Exercise brief: The listing below is to be output in its exact form.

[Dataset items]
--------------------------------

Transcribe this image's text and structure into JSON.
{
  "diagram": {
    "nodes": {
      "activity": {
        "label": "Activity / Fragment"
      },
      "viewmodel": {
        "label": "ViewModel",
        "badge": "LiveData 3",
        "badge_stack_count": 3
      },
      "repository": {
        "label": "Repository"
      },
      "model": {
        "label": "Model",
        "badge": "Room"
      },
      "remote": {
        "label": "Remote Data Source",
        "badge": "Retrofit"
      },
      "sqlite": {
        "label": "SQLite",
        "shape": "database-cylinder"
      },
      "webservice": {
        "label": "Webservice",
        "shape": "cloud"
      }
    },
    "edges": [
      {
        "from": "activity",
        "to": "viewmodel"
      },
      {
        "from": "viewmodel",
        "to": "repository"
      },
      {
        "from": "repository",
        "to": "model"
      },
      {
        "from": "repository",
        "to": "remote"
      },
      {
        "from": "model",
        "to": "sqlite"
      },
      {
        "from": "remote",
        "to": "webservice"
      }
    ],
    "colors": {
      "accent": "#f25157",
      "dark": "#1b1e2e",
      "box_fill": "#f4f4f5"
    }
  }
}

--------------------------------

Written answer:
Transcribe this image's text and structure into JSON.
{
  "diagram": {
    "nodes": {
      "activity": {
        "label": "Activity / Fragment"
      },
      "viewmodel": {
        "label": "ViewModel",
        "badge": "LiveData 3",
        "badge_stack_count": 3
      },
      "repository": {
        "label": "Repository"
      },
      "model": {
        "label": "Model",
        "badge": "Room"
      },
      "remote": {
        "label": "Remote Data Source",
        "badge": "Retrofit"
      },
      "sqlite": {
        "label": "SQLite",
        "shape": "database-cylinder"
      },
      "webservice": {
        "label": "Webservice",
        "shape": "cloud"
      }
    },
    "edges": [
      {
        "from": "activity",
        "to": "viewmodel"
      },
      {
        "from": "viewmodel",
        "to": "repository"
      },
      {
        "from": "repository",
        "to": "model"
      },
      {
        "from": "repository",
        "to": "remote"
      },
      {
        "from": "model",
        "to": "sqlite"
      },
      {
        "from": "remote",
        "to": "webservice"
      }
    ],
    "colors": {
      "accent": "#f25157",
      "dark": "#1b1e2e",
      "box_fill": "#f4f4f5"
    }
  }
}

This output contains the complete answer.